* [INSTRUCTIONS TO FOLLOW] What is the number of lines holding the word "cards"? Give that number alone.

* [DATA FOR THIS EXERCISE]
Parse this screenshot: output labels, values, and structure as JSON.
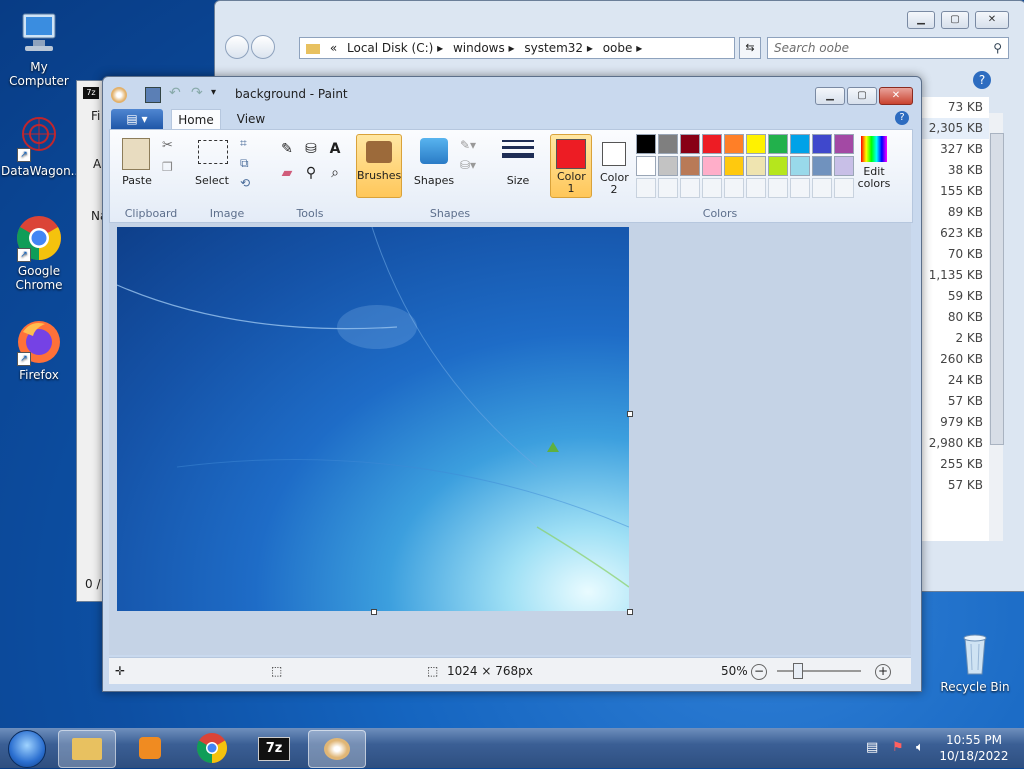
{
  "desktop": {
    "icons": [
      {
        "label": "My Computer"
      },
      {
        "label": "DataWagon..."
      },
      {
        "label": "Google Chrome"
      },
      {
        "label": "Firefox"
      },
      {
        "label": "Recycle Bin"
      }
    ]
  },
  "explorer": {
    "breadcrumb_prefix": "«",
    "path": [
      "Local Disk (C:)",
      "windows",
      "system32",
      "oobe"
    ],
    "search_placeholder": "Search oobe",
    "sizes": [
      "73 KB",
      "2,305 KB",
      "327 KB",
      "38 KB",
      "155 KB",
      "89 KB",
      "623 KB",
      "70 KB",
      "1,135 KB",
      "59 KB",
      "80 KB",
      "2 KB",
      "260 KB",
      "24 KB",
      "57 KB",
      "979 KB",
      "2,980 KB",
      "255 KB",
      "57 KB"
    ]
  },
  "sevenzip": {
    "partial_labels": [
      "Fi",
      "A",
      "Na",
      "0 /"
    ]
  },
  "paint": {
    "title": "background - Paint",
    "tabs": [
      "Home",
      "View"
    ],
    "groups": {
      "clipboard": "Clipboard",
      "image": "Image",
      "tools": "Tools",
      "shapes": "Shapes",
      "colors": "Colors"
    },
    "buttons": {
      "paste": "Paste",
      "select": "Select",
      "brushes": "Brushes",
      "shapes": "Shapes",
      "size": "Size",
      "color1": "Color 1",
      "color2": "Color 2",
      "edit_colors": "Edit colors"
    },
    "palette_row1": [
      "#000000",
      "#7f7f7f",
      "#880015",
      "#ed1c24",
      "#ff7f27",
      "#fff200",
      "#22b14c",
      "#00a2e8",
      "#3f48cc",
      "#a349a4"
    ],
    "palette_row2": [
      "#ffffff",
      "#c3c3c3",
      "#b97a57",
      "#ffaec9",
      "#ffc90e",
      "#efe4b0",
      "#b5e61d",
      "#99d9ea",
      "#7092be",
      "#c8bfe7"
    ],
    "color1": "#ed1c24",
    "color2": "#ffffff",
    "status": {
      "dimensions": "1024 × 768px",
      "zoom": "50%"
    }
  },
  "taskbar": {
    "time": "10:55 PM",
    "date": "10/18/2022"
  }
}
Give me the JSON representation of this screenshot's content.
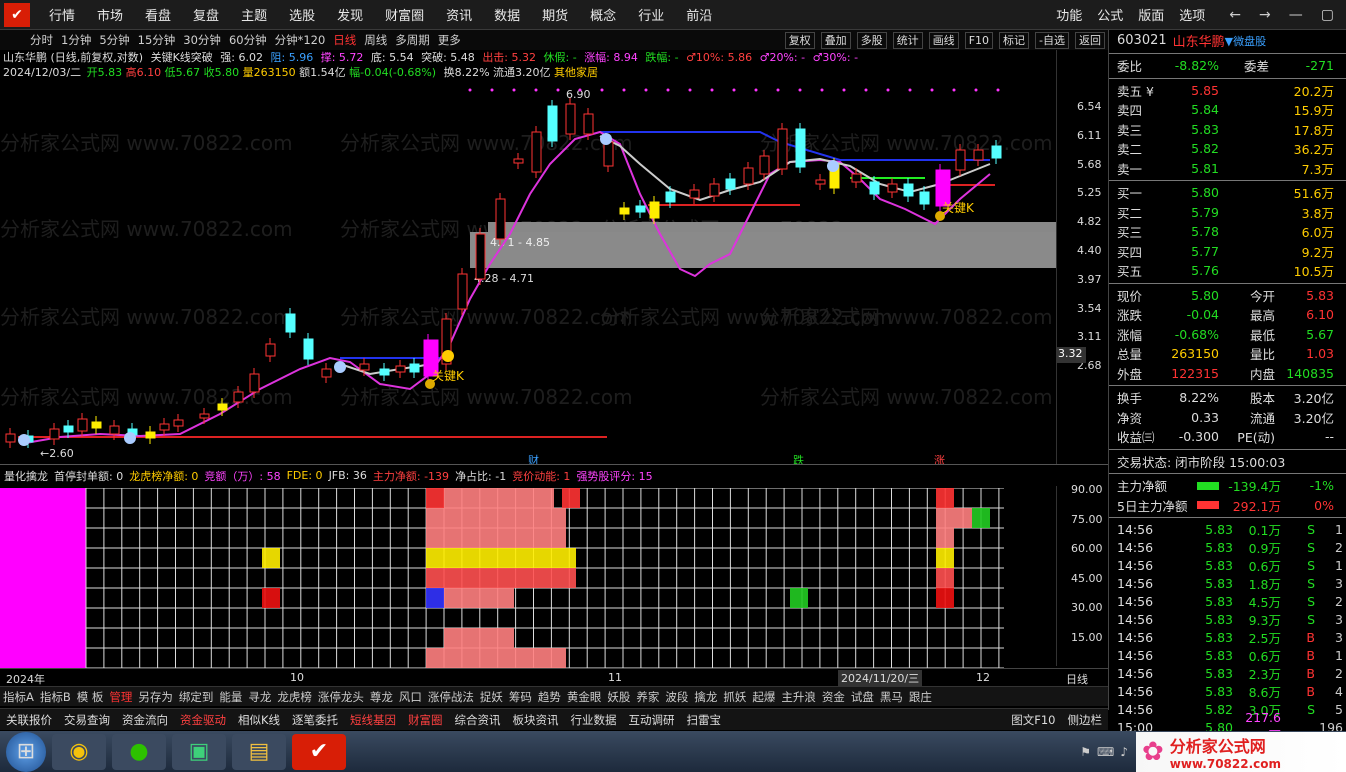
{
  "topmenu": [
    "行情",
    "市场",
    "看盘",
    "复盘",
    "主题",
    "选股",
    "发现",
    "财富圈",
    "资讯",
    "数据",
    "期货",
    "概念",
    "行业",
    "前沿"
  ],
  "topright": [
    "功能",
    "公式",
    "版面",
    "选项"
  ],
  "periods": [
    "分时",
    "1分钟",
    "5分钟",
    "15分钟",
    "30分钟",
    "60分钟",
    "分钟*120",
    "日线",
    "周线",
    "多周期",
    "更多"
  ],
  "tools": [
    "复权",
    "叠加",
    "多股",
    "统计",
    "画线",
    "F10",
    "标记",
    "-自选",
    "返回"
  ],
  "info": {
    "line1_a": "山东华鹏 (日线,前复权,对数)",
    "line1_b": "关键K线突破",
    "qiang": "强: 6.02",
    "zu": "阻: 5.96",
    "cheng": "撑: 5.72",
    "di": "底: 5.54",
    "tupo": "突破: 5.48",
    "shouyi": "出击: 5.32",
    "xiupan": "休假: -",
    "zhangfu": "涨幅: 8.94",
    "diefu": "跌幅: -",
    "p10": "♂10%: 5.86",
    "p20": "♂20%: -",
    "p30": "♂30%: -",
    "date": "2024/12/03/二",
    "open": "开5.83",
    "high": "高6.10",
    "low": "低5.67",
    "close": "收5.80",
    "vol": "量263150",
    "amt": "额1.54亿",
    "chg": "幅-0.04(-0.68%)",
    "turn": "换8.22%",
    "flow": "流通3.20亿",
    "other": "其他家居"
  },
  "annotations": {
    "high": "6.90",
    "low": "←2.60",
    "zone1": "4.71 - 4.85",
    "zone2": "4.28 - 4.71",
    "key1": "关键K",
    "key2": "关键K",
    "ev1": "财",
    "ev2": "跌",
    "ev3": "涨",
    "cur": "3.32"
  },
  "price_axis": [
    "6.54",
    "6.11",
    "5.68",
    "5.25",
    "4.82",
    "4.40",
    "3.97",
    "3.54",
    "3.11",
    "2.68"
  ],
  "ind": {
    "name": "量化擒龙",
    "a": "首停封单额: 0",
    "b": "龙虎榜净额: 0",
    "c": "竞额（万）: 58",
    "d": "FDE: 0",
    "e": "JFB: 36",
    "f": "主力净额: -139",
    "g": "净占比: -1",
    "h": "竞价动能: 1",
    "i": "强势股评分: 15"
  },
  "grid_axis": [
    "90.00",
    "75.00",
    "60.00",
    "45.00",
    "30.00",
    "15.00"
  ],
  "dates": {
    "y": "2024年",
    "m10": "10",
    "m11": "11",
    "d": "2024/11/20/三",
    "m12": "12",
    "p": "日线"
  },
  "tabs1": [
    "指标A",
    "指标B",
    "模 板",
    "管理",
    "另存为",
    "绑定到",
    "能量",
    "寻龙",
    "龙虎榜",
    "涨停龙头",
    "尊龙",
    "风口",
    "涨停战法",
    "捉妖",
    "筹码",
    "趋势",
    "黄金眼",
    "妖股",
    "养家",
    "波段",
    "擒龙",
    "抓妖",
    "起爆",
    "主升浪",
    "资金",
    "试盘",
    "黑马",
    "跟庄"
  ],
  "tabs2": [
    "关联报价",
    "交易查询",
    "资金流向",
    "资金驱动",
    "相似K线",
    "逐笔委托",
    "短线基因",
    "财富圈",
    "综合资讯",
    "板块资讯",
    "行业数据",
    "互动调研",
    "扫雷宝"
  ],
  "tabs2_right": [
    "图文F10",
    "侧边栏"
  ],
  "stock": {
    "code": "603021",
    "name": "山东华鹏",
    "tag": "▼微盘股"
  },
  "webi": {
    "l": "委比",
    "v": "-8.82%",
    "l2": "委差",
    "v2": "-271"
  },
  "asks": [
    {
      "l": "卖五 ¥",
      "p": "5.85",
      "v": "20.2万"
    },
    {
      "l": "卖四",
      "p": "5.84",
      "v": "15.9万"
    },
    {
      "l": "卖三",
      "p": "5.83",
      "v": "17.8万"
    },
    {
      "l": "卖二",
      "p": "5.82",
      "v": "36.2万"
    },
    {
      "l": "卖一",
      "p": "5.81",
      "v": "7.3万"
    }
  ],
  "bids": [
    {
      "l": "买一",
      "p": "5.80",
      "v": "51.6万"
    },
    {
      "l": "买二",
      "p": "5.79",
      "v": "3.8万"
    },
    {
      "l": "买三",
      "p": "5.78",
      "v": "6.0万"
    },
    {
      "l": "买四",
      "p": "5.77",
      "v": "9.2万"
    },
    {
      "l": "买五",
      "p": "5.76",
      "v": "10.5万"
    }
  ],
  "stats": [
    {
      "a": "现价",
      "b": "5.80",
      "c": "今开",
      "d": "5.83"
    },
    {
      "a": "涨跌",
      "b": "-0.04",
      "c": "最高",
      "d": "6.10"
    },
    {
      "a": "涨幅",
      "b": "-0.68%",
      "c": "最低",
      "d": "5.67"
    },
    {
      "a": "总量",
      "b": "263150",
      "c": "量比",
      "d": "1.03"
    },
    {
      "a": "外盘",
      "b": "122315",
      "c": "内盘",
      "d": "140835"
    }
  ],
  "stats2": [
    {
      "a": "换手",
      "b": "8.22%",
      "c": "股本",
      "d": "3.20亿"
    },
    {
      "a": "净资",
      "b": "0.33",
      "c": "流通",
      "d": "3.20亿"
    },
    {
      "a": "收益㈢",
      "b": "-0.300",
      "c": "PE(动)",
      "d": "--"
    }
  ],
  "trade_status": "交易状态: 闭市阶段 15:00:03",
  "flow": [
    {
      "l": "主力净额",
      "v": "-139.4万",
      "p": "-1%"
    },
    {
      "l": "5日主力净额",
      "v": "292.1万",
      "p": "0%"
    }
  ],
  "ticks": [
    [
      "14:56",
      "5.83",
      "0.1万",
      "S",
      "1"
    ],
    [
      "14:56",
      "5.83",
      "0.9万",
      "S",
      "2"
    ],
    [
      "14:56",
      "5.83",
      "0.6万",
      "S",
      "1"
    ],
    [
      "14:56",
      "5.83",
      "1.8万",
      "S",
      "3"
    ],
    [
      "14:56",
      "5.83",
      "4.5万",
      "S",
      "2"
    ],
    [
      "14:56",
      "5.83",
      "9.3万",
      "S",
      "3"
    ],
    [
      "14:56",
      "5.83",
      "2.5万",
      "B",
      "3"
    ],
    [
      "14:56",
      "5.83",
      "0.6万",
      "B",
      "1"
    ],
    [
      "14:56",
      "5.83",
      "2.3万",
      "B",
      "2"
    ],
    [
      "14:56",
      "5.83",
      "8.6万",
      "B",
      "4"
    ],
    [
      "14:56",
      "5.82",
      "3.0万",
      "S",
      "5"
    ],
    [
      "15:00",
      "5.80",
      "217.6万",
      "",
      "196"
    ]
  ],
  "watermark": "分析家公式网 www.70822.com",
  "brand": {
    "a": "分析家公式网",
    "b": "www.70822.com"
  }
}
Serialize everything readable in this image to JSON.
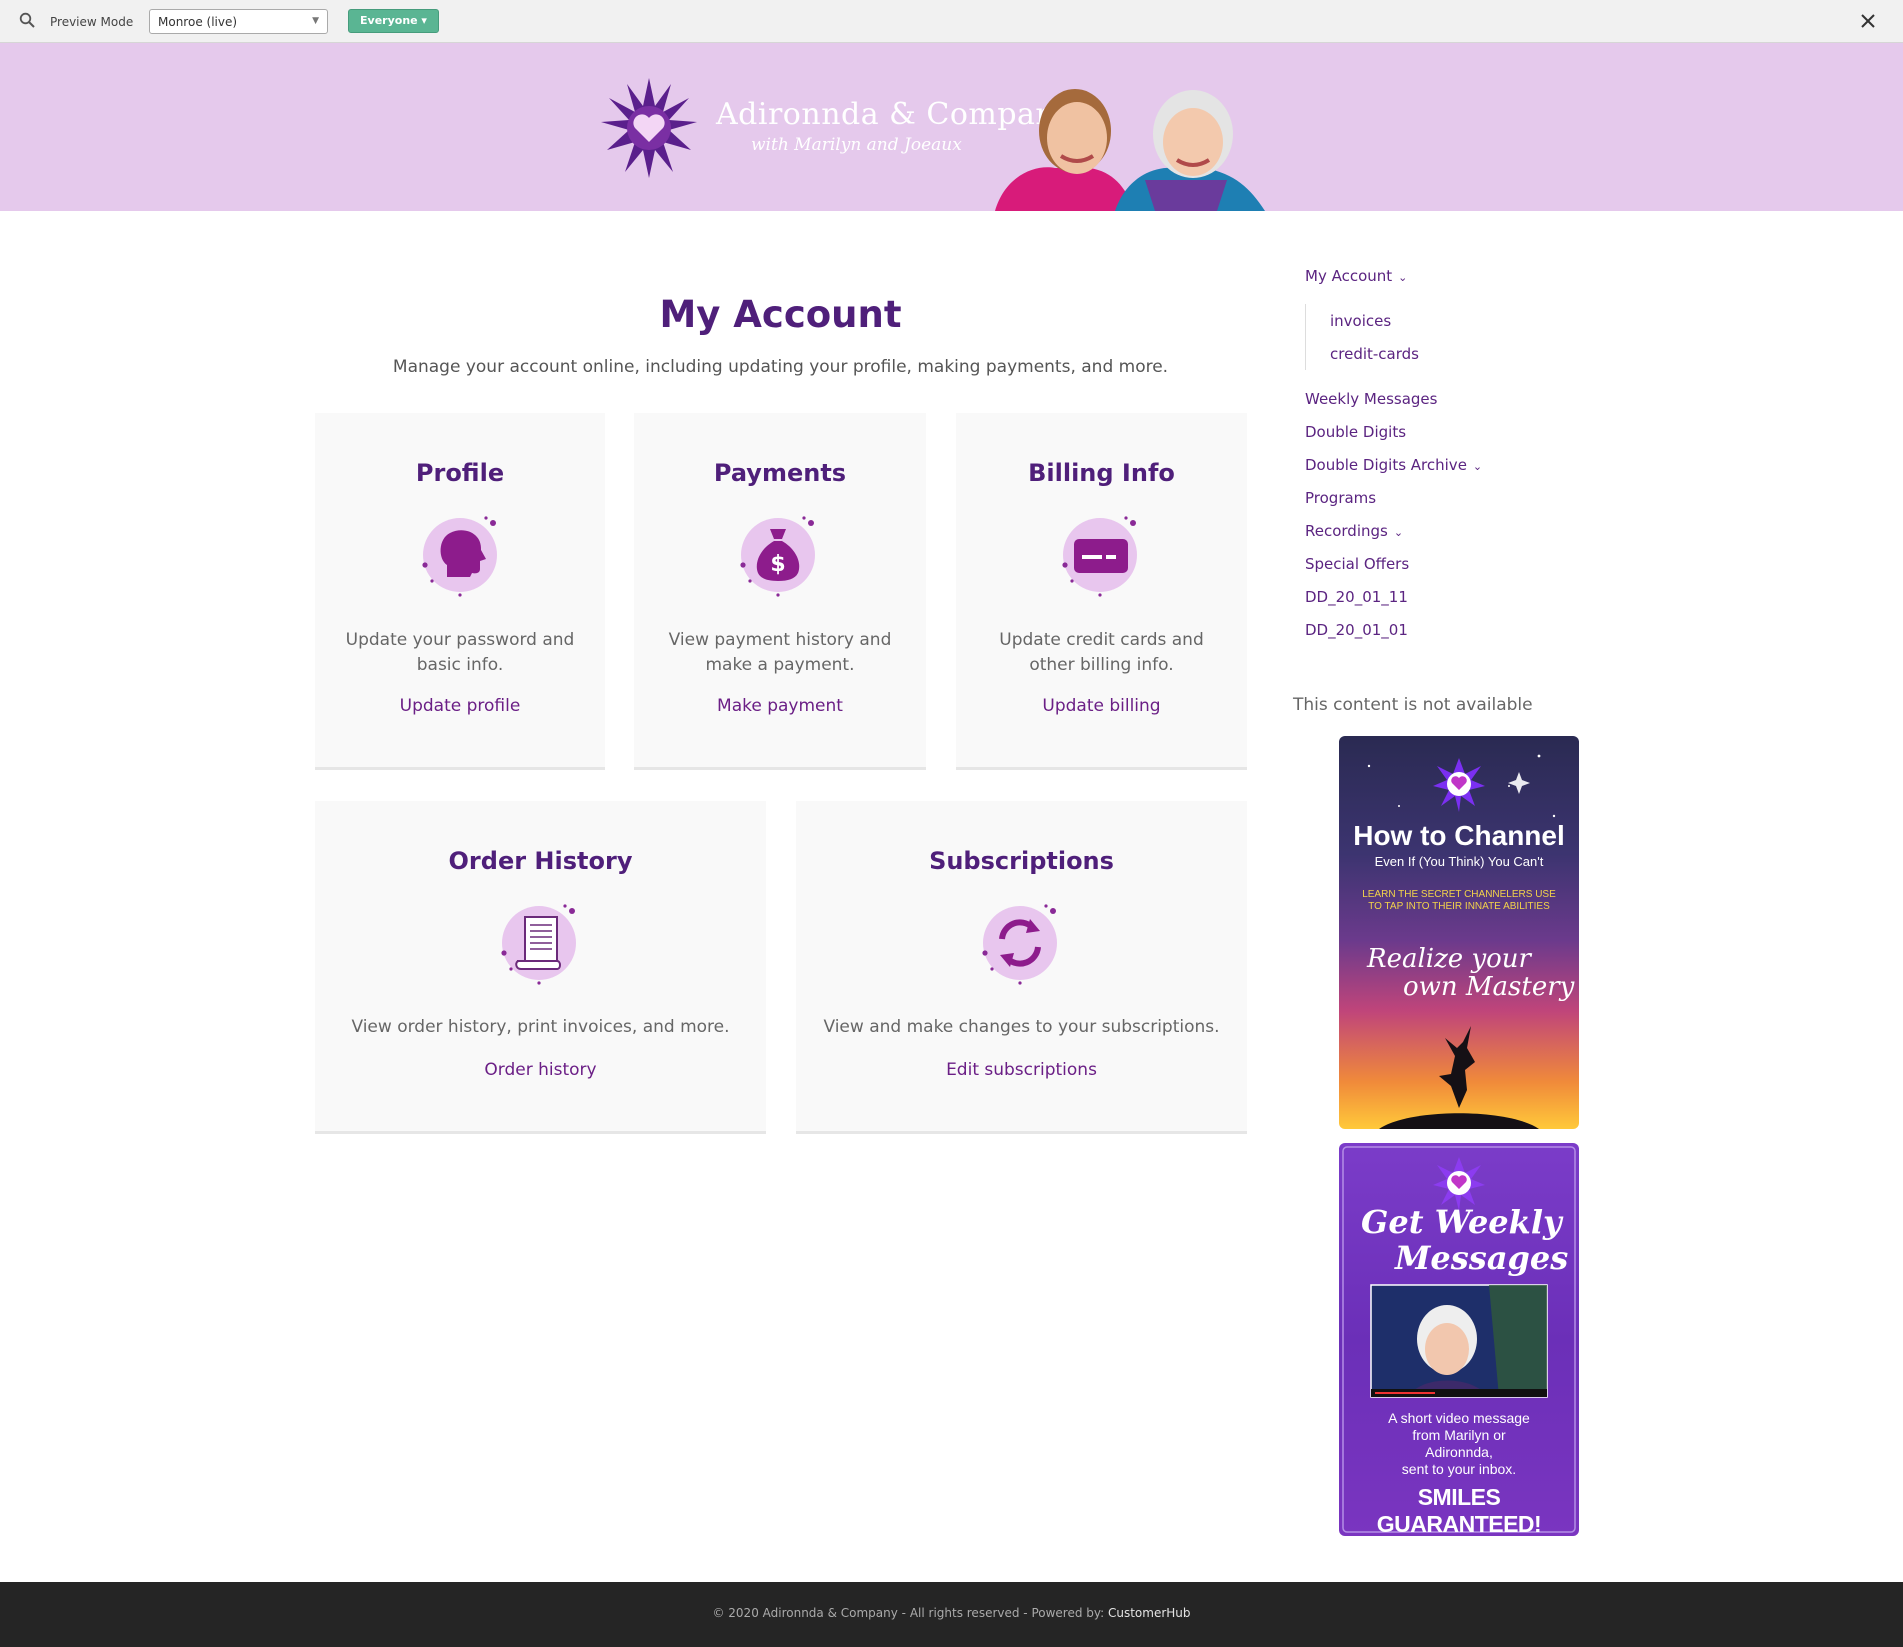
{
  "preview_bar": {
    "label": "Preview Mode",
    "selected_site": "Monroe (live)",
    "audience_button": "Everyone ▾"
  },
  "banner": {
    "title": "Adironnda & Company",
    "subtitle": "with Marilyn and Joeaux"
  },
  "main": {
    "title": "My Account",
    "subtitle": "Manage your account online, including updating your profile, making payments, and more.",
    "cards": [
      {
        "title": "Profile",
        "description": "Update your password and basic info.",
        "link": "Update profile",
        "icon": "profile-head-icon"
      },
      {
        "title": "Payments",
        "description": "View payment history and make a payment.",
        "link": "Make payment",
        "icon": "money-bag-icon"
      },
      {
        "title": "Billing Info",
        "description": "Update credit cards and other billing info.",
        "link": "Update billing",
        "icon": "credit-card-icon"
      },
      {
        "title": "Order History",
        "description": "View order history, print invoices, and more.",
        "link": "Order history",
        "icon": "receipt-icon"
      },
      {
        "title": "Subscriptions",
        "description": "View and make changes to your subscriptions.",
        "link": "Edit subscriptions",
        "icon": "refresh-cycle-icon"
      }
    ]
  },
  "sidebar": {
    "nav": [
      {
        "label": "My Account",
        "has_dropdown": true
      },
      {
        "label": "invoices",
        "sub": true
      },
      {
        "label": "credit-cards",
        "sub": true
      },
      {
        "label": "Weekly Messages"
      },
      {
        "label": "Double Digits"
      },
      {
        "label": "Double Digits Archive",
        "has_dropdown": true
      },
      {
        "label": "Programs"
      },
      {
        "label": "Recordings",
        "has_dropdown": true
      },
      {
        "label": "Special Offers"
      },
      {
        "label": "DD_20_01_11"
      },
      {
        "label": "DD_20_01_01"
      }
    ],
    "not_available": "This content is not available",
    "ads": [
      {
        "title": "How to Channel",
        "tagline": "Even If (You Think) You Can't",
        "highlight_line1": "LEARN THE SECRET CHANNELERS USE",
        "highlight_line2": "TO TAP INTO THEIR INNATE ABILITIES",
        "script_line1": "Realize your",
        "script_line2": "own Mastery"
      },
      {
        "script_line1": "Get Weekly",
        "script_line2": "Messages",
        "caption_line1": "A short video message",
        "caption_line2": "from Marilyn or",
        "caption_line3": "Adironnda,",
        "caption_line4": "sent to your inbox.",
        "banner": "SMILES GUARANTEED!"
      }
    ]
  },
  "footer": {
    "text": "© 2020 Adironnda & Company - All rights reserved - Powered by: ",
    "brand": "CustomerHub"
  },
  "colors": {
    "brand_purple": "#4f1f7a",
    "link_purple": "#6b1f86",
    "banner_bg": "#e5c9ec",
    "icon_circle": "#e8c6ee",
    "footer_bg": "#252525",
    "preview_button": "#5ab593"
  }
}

* [EXPECTED OUTPUT] 3